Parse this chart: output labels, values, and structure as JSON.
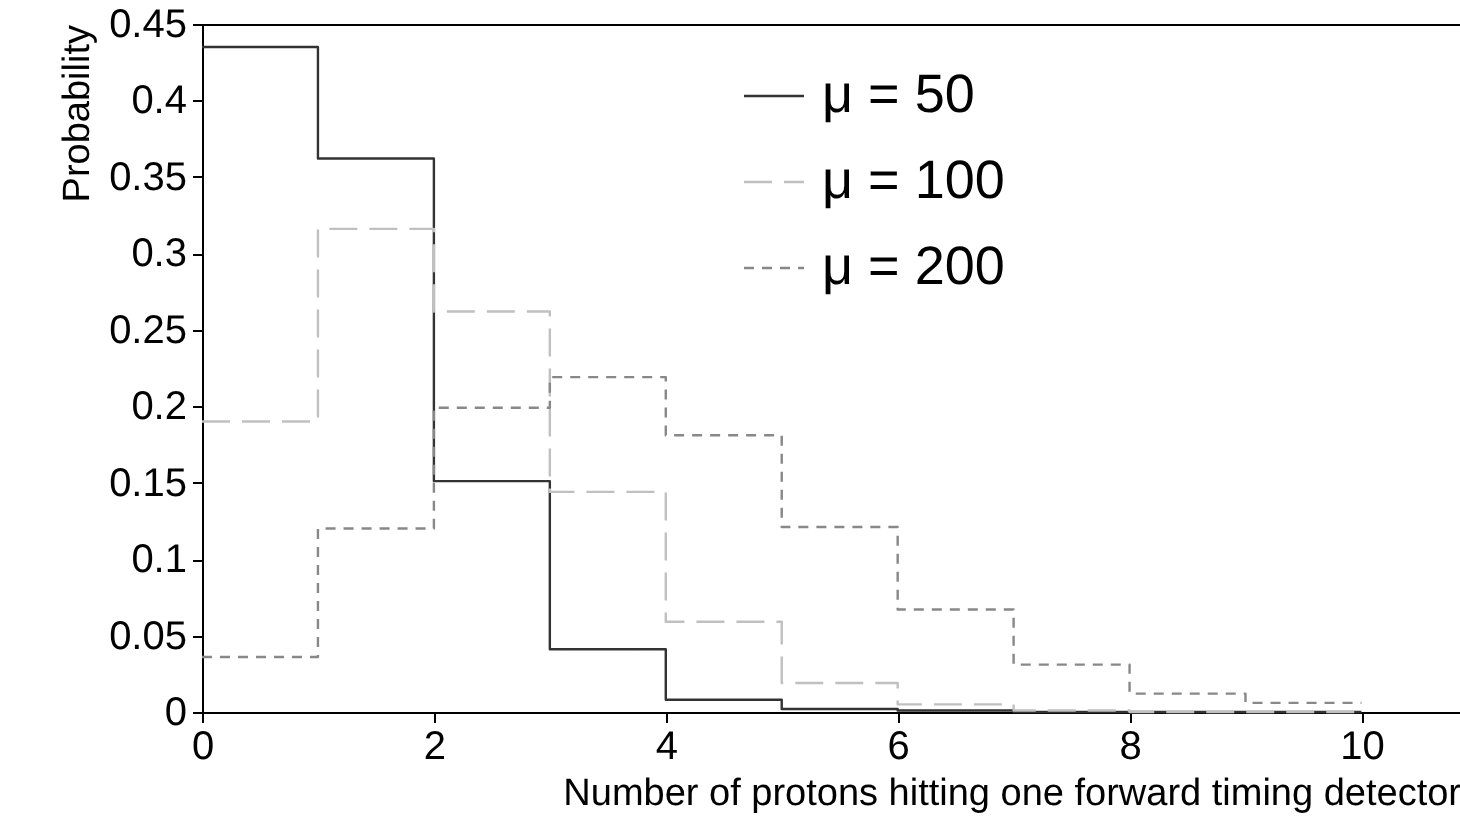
{
  "chart_data": {
    "type": "histogram",
    "xlabel": "Number of protons hitting one forward timing detector",
    "ylabel": "Probability",
    "bins": [
      0,
      1,
      2,
      3,
      4,
      5,
      6,
      7,
      8,
      9,
      10
    ],
    "series": [
      {
        "name": "μ = 50",
        "color": "#333333",
        "line_style": "solid",
        "values": [
          0.435,
          0.362,
          0.151,
          0.041,
          0.008,
          0.002,
          0.001,
          0,
          0,
          0
        ]
      },
      {
        "name": "μ = 100",
        "color": "#c0c0c0",
        "line_style": "dashed",
        "values": [
          0.19,
          0.316,
          0.262,
          0.144,
          0.059,
          0.019,
          0.005,
          0.001,
          0,
          0
        ]
      },
      {
        "name": "μ = 200",
        "color": "#888888",
        "line_style": "dotted",
        "values": [
          0.036,
          0.12,
          0.199,
          0.219,
          0.181,
          0.121,
          0.067,
          0.031,
          0.012,
          0.006
        ]
      }
    ],
    "xlim": [
      0,
      10.85
    ],
    "ylim": [
      0,
      0.45
    ],
    "xticks": [
      0,
      2,
      4,
      6,
      8,
      10
    ],
    "yticks": [
      0,
      0.05,
      0.1,
      0.15,
      0.2,
      0.25,
      0.3,
      0.35,
      0.4,
      0.45
    ],
    "legend": "top",
    "grid": false
  }
}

**The task:**
Print every entry above again without changing a word, and omit the pictures.

**Finished task:**
Parse this chart: output labels, values, and structure as JSON.
{
  "chart_data": {
    "type": "histogram",
    "xlabel": "Number of protons hitting one forward timing detector",
    "ylabel": "Probability",
    "bins": [
      0,
      1,
      2,
      3,
      4,
      5,
      6,
      7,
      8,
      9,
      10
    ],
    "series": [
      {
        "name": "μ = 50",
        "color": "#333333",
        "line_style": "solid",
        "values": [
          0.435,
          0.362,
          0.151,
          0.041,
          0.008,
          0.002,
          0.001,
          0,
          0,
          0
        ]
      },
      {
        "name": "μ = 100",
        "color": "#c0c0c0",
        "line_style": "dashed",
        "values": [
          0.19,
          0.316,
          0.262,
          0.144,
          0.059,
          0.019,
          0.005,
          0.001,
          0,
          0
        ]
      },
      {
        "name": "μ = 200",
        "color": "#888888",
        "line_style": "dotted",
        "values": [
          0.036,
          0.12,
          0.199,
          0.219,
          0.181,
          0.121,
          0.067,
          0.031,
          0.012,
          0.006
        ]
      }
    ],
    "xlim": [
      0,
      10.85
    ],
    "ylim": [
      0,
      0.45
    ],
    "xticks": [
      0,
      2,
      4,
      6,
      8,
      10
    ],
    "yticks": [
      0,
      0.05,
      0.1,
      0.15,
      0.2,
      0.25,
      0.3,
      0.35,
      0.4,
      0.45
    ],
    "legend": "top",
    "grid": false
  }
}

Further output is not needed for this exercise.